### What to do
Sort through the entries below and pull out lines containing the word "JSON".

### Material supplied
Begin
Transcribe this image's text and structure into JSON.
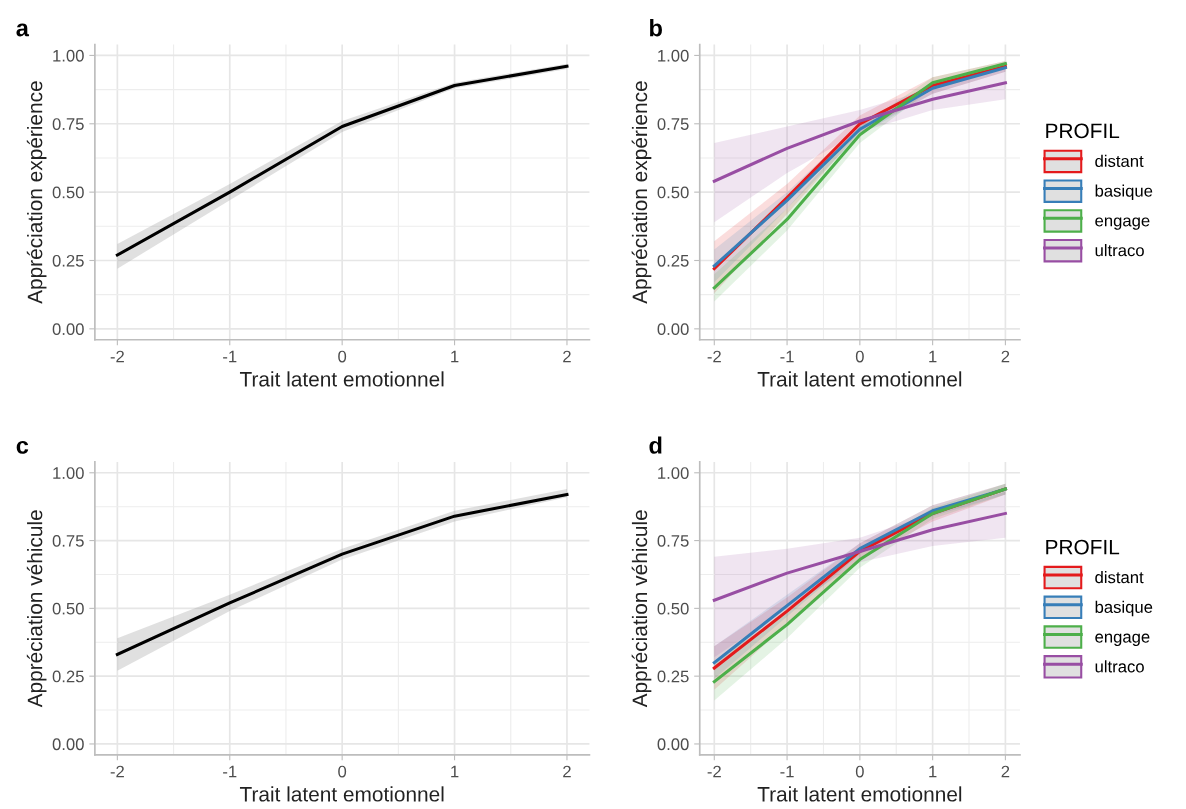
{
  "chart_data": [
    {
      "type": "line",
      "title": "a",
      "xlabel": "Trait latent emotionnel",
      "ylabel": "Appréciation expérience",
      "x": [
        -2,
        -1,
        0,
        1,
        2
      ],
      "xlim": [
        -2.2,
        2.2
      ],
      "xticks": [
        -2,
        -1,
        0,
        1,
        2
      ],
      "ylim": [
        -0.04,
        1.04
      ],
      "yticks": [
        {
          "value": 0,
          "label": "0.00"
        },
        {
          "value": 0.25,
          "label": "0.25"
        },
        {
          "value": 0.5,
          "label": "0.50"
        },
        {
          "value": 0.75,
          "label": "0.75"
        },
        {
          "value": 1,
          "label": "1.00"
        }
      ],
      "grid": true,
      "legend": false,
      "series": [
        {
          "color": "#000000",
          "values": [
            0.27,
            0.5,
            0.74,
            0.89,
            0.96
          ],
          "lower": [
            0.22,
            0.47,
            0.72,
            0.88,
            0.95
          ],
          "upper": [
            0.31,
            0.53,
            0.76,
            0.9,
            0.97
          ]
        }
      ]
    },
    {
      "type": "line",
      "title": "b",
      "xlabel": "Trait latent emotionnel",
      "ylabel": "Appréciation expérience",
      "legend_title": "PROFIL",
      "x": [
        -2,
        -1,
        0,
        1,
        2
      ],
      "xlim": [
        -2.2,
        2.2
      ],
      "xticks": [
        -2,
        -1,
        0,
        1,
        2
      ],
      "ylim": [
        -0.04,
        1.04
      ],
      "yticks": [
        {
          "value": 0,
          "label": "0.00"
        },
        {
          "value": 0.25,
          "label": "0.25"
        },
        {
          "value": 0.5,
          "label": "0.50"
        },
        {
          "value": 0.75,
          "label": "0.75"
        },
        {
          "value": 1,
          "label": "1.00"
        }
      ],
      "grid": true,
      "legend": "right",
      "series": [
        {
          "name": "distant",
          "color": "#e41a1c",
          "values": [
            0.22,
            0.48,
            0.75,
            0.89,
            0.96
          ],
          "lower": [
            0.13,
            0.42,
            0.72,
            0.86,
            0.94
          ],
          "upper": [
            0.32,
            0.53,
            0.78,
            0.92,
            0.98
          ]
        },
        {
          "name": "basique",
          "color": "#377eb8",
          "values": [
            0.23,
            0.47,
            0.73,
            0.88,
            0.955
          ],
          "lower": [
            0.17,
            0.44,
            0.71,
            0.86,
            0.94
          ],
          "upper": [
            0.29,
            0.5,
            0.75,
            0.9,
            0.97
          ]
        },
        {
          "name": "engage",
          "color": "#4daf4a",
          "values": [
            0.15,
            0.4,
            0.71,
            0.9,
            0.97
          ],
          "lower": [
            0.1,
            0.36,
            0.68,
            0.88,
            0.96
          ],
          "upper": [
            0.2,
            0.44,
            0.74,
            0.92,
            0.98
          ]
        },
        {
          "name": "ultraco",
          "color": "#984ea3",
          "values": [
            0.54,
            0.66,
            0.76,
            0.84,
            0.9
          ],
          "lower": [
            0.39,
            0.57,
            0.72,
            0.8,
            0.84
          ],
          "upper": [
            0.68,
            0.74,
            0.8,
            0.88,
            0.95
          ]
        }
      ]
    },
    {
      "type": "line",
      "title": "c",
      "xlabel": "Trait latent emotionnel",
      "ylabel": "Appréciation véhicule",
      "x": [
        -2,
        -1,
        0,
        1,
        2
      ],
      "xlim": [
        -2.2,
        2.2
      ],
      "xticks": [
        -2,
        -1,
        0,
        1,
        2
      ],
      "ylim": [
        -0.04,
        1.04
      ],
      "yticks": [
        {
          "value": 0,
          "label": "0.00"
        },
        {
          "value": 0.25,
          "label": "0.25"
        },
        {
          "value": 0.5,
          "label": "0.50"
        },
        {
          "value": 0.75,
          "label": "0.75"
        },
        {
          "value": 1,
          "label": "1.00"
        }
      ],
      "grid": true,
      "legend": false,
      "series": [
        {
          "color": "#000000",
          "values": [
            0.33,
            0.52,
            0.7,
            0.84,
            0.92
          ],
          "lower": [
            0.27,
            0.49,
            0.68,
            0.82,
            0.91
          ],
          "upper": [
            0.39,
            0.55,
            0.72,
            0.86,
            0.94
          ]
        }
      ]
    },
    {
      "type": "line",
      "title": "d",
      "xlabel": "Trait latent emotionnel",
      "ylabel": "Appréciation véhicule",
      "legend_title": "PROFIL",
      "x": [
        -2,
        -1,
        0,
        1,
        2
      ],
      "xlim": [
        -2.2,
        2.2
      ],
      "xticks": [
        -2,
        -1,
        0,
        1,
        2
      ],
      "ylim": [
        -0.04,
        1.04
      ],
      "yticks": [
        {
          "value": 0,
          "label": "0.00"
        },
        {
          "value": 0.25,
          "label": "0.25"
        },
        {
          "value": 0.5,
          "label": "0.50"
        },
        {
          "value": 0.75,
          "label": "0.75"
        },
        {
          "value": 1,
          "label": "1.00"
        }
      ],
      "grid": true,
      "legend": "right",
      "series": [
        {
          "name": "distant",
          "color": "#e41a1c",
          "values": [
            0.28,
            0.49,
            0.71,
            0.85,
            0.94
          ],
          "lower": [
            0.2,
            0.44,
            0.68,
            0.82,
            0.92
          ],
          "upper": [
            0.36,
            0.54,
            0.74,
            0.88,
            0.96
          ]
        },
        {
          "name": "basique",
          "color": "#377eb8",
          "values": [
            0.3,
            0.51,
            0.72,
            0.86,
            0.94
          ],
          "lower": [
            0.24,
            0.47,
            0.7,
            0.84,
            0.92
          ],
          "upper": [
            0.36,
            0.55,
            0.74,
            0.88,
            0.96
          ]
        },
        {
          "name": "engage",
          "color": "#4daf4a",
          "values": [
            0.23,
            0.44,
            0.68,
            0.85,
            0.94
          ],
          "lower": [
            0.16,
            0.39,
            0.65,
            0.83,
            0.92
          ],
          "upper": [
            0.3,
            0.49,
            0.71,
            0.87,
            0.96
          ]
        },
        {
          "name": "ultraco",
          "color": "#984ea3",
          "values": [
            0.53,
            0.63,
            0.71,
            0.79,
            0.85
          ],
          "lower": [
            0.32,
            0.5,
            0.67,
            0.73,
            0.76
          ],
          "upper": [
            0.69,
            0.72,
            0.76,
            0.85,
            0.93
          ]
        }
      ]
    }
  ]
}
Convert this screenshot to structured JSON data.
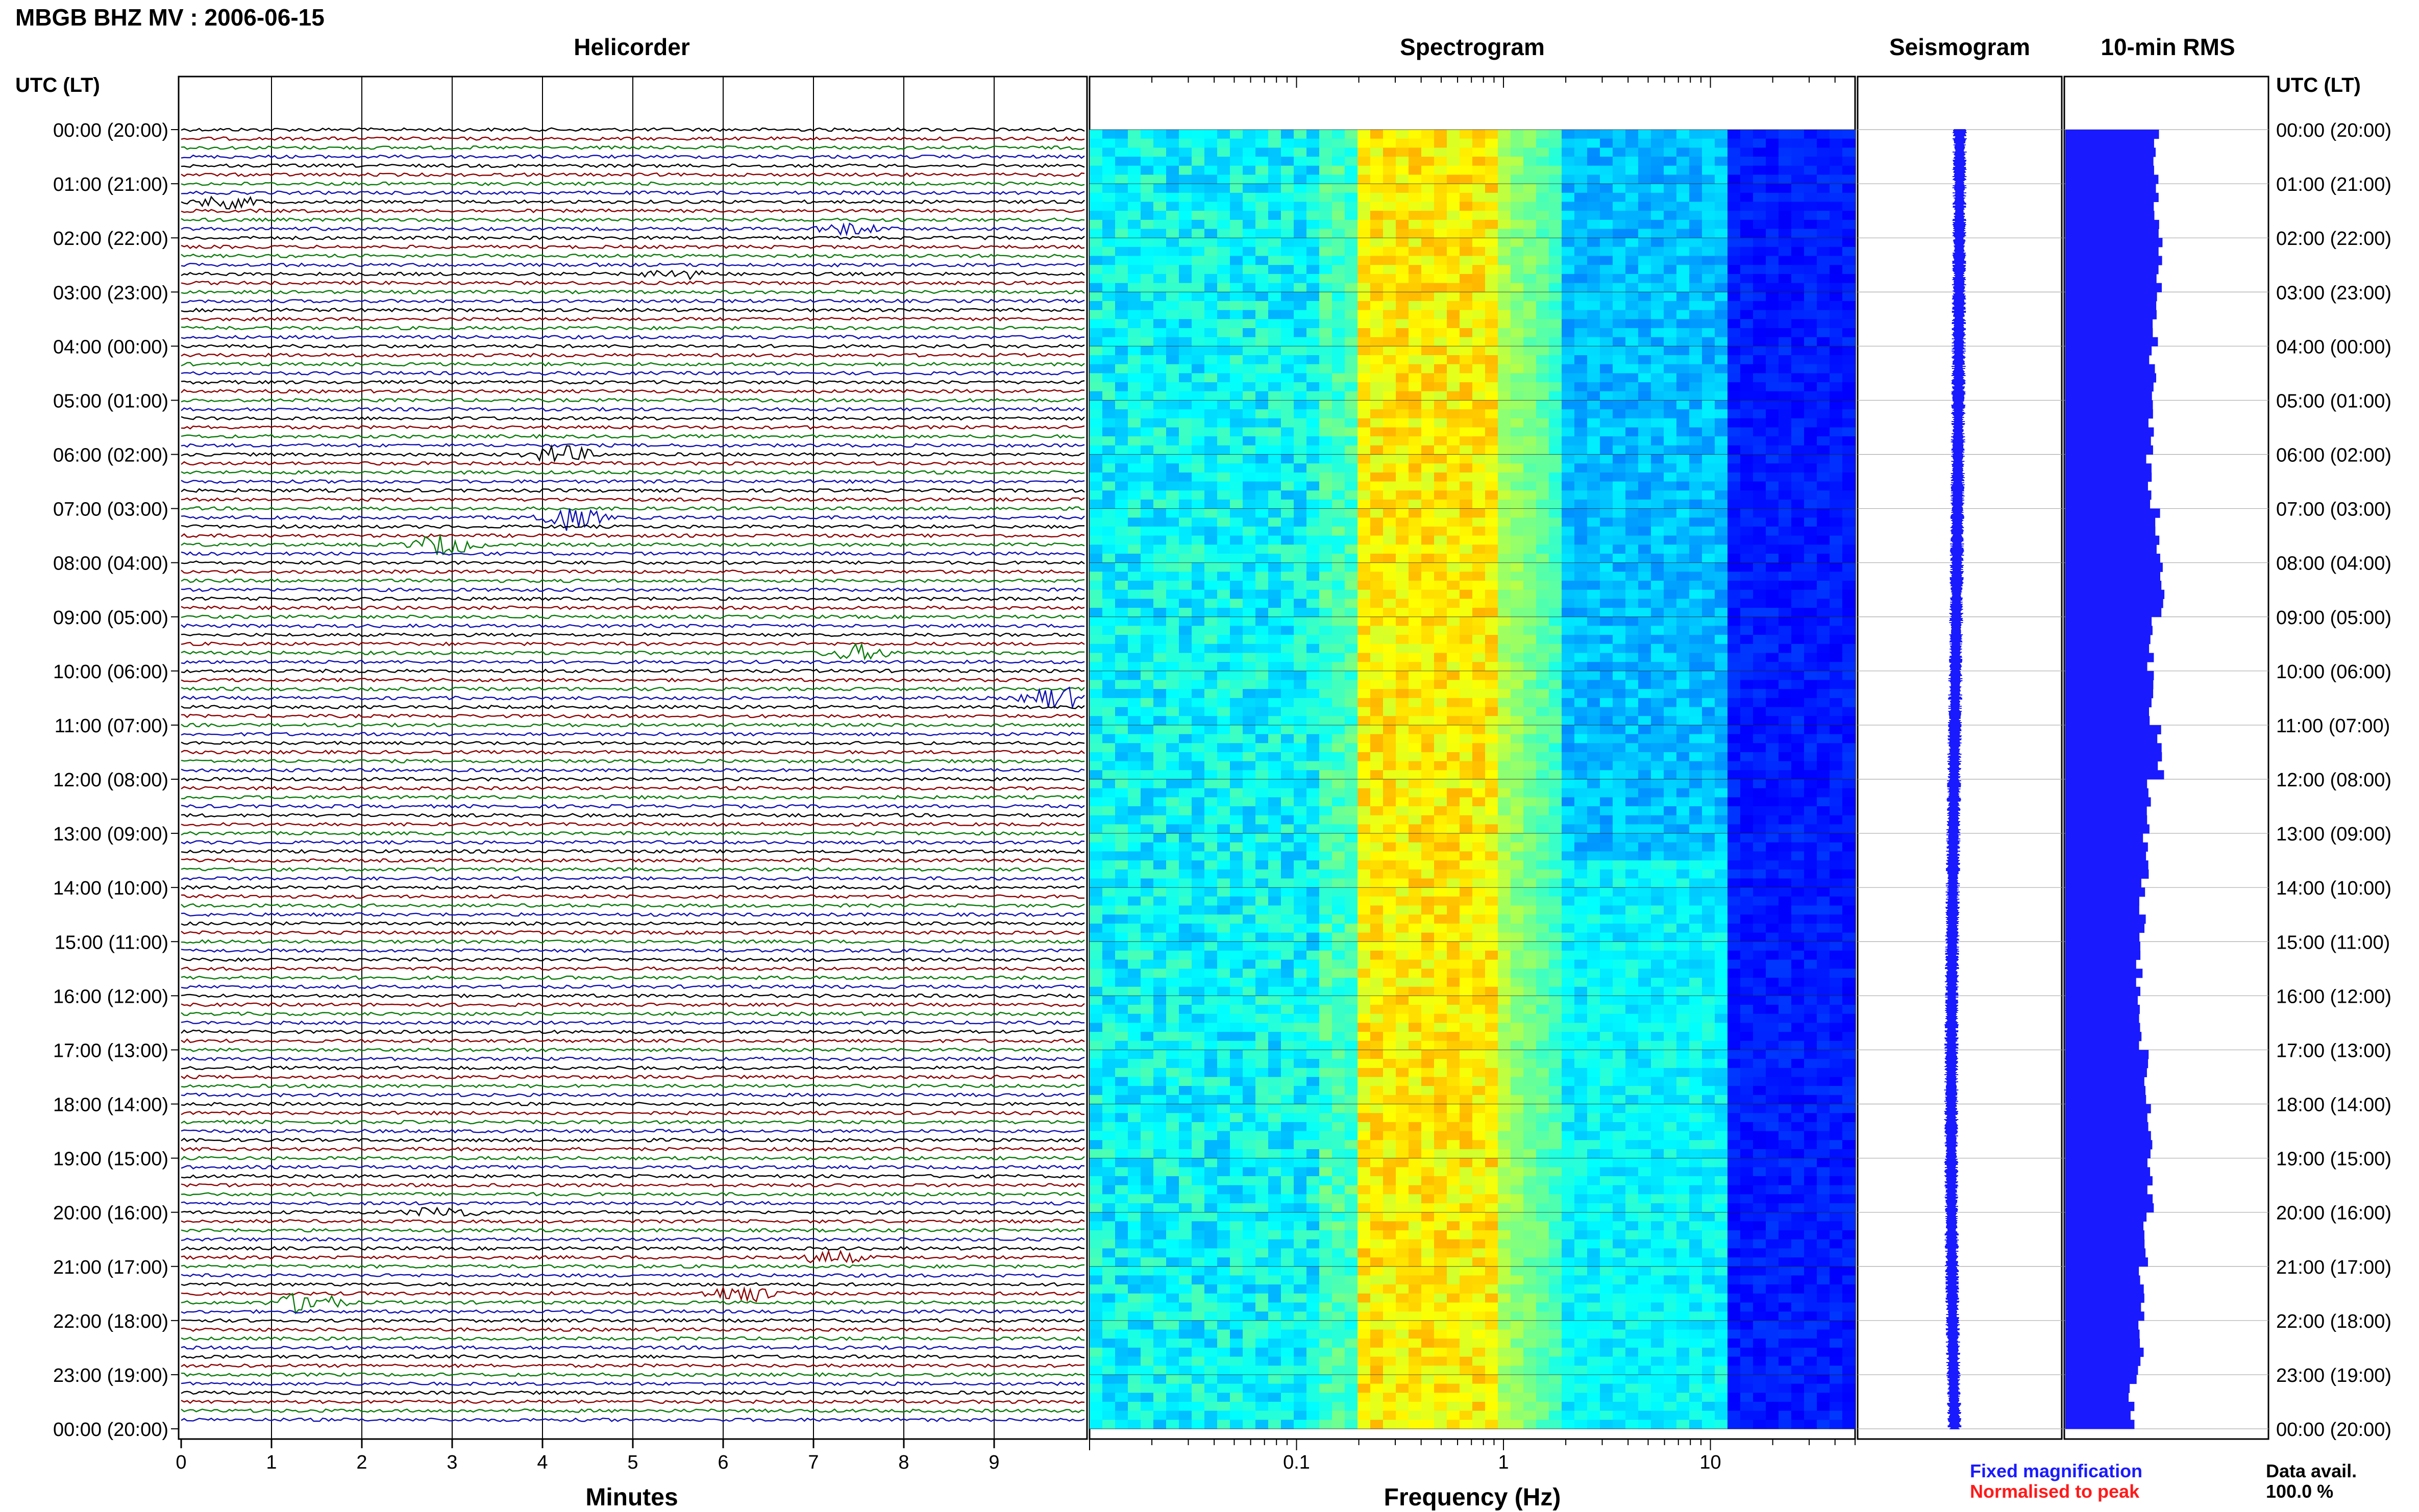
{
  "header": {
    "station_title": "MBGB BHZ MV : 2006-06-15",
    "utc_lt_label": "UTC (LT)",
    "utc_lt_label_right": "UTC (LT)"
  },
  "panels": {
    "helicorder_title": "Helicorder",
    "spectrogram_title": "Spectrogram",
    "seismogram_title": "Seismogram",
    "rms_title": "10-min RMS"
  },
  "time_labels": [
    "00:00 (20:00)",
    "01:00 (21:00)",
    "02:00 (22:00)",
    "03:00 (23:00)",
    "04:00 (00:00)",
    "05:00 (01:00)",
    "06:00 (02:00)",
    "07:00 (03:00)",
    "08:00 (04:00)",
    "09:00 (05:00)",
    "10:00 (06:00)",
    "11:00 (07:00)",
    "12:00 (08:00)",
    "13:00 (09:00)",
    "14:00 (10:00)",
    "15:00 (11:00)",
    "16:00 (12:00)",
    "17:00 (13:00)",
    "18:00 (14:00)",
    "19:00 (15:00)",
    "20:00 (16:00)",
    "21:00 (17:00)",
    "22:00 (18:00)",
    "23:00 (19:00)",
    "00:00 (20:00)"
  ],
  "legend": {
    "fixed_magnification": "Fixed magnification",
    "normalised_to_peak": "Normalised to peak",
    "data_avail_label": "Data avail.",
    "data_avail_value": "100.0 %"
  },
  "colors": {
    "trace_cycle": [
      "#000000",
      "#8b0000",
      "#0a7a0a",
      "#1010b0"
    ],
    "seismogram": "#1a1aff",
    "rms_bars": "#1a1aff",
    "fixed_magnification": "#1a1aff",
    "normalised_to_peak": "#ff1a1a",
    "spectrogram_low": "#1010a0",
    "spectrogram_high": "#e8e840"
  },
  "chart_data": [
    {
      "type": "line",
      "title": "Helicorder",
      "xlabel": "Minutes",
      "x_ticks": [
        "0",
        "1",
        "2",
        "3",
        "4",
        "5",
        "6",
        "7",
        "8",
        "9"
      ],
      "xlim": [
        0,
        10
      ],
      "row_minutes": 10,
      "rows": 144,
      "row_color_cycle": [
        "black",
        "darkred",
        "green",
        "blue"
      ],
      "events": [
        {
          "row": 8,
          "minute": 0.5,
          "amplitude": 2.0
        },
        {
          "row": 11,
          "minute": 7.4,
          "amplitude": 1.8
        },
        {
          "row": 16,
          "minute": 5.5,
          "amplitude": 1.6
        },
        {
          "row": 36,
          "minute": 4.2,
          "amplitude": 3.0
        },
        {
          "row": 43,
          "minute": 4.3,
          "amplitude": 4.0
        },
        {
          "row": 46,
          "minute": 2.9,
          "amplitude": 3.5
        },
        {
          "row": 58,
          "minute": 7.5,
          "amplitude": 2.5
        },
        {
          "row": 63,
          "minute": 9.7,
          "amplitude": 4.0
        },
        {
          "row": 120,
          "minute": 2.9,
          "amplitude": 2.0
        },
        {
          "row": 125,
          "minute": 7.2,
          "amplitude": 2.2
        },
        {
          "row": 129,
          "minute": 6.2,
          "amplitude": 3.2
        },
        {
          "row": 130,
          "minute": 1.4,
          "amplitude": 4.0
        }
      ]
    },
    {
      "type": "heatmap",
      "title": "Spectrogram",
      "xlabel": "Frequency (Hz)",
      "xscale": "log",
      "xlim": [
        0.01,
        50
      ],
      "x_tick_labels": [
        "0.1",
        "1",
        "10"
      ],
      "y": "time of day (UTC), 00:00 to 24:00",
      "colormap": "jet (blue low, yellow high)",
      "peak_band_hz": [
        0.2,
        0.9
      ]
    },
    {
      "type": "line",
      "title": "Seismogram",
      "description_series": "hourly-compressed vertical trace, fixed magnification"
    },
    {
      "type": "bar",
      "title": "10-min RMS",
      "orientation": "horizontal",
      "bins": 144,
      "relative_values_by_hour": [
        0.45,
        0.45,
        0.46,
        0.44,
        0.43,
        0.42,
        0.41,
        0.45,
        0.48,
        0.42,
        0.43,
        0.47,
        0.4,
        0.39,
        0.38,
        0.36,
        0.37,
        0.4,
        0.41,
        0.42,
        0.4,
        0.38,
        0.37,
        0.33
      ]
    }
  ]
}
End
### Answer to this task
Transcribe this image's text and structure into JSON.
Convert this screenshot to structured JSON data.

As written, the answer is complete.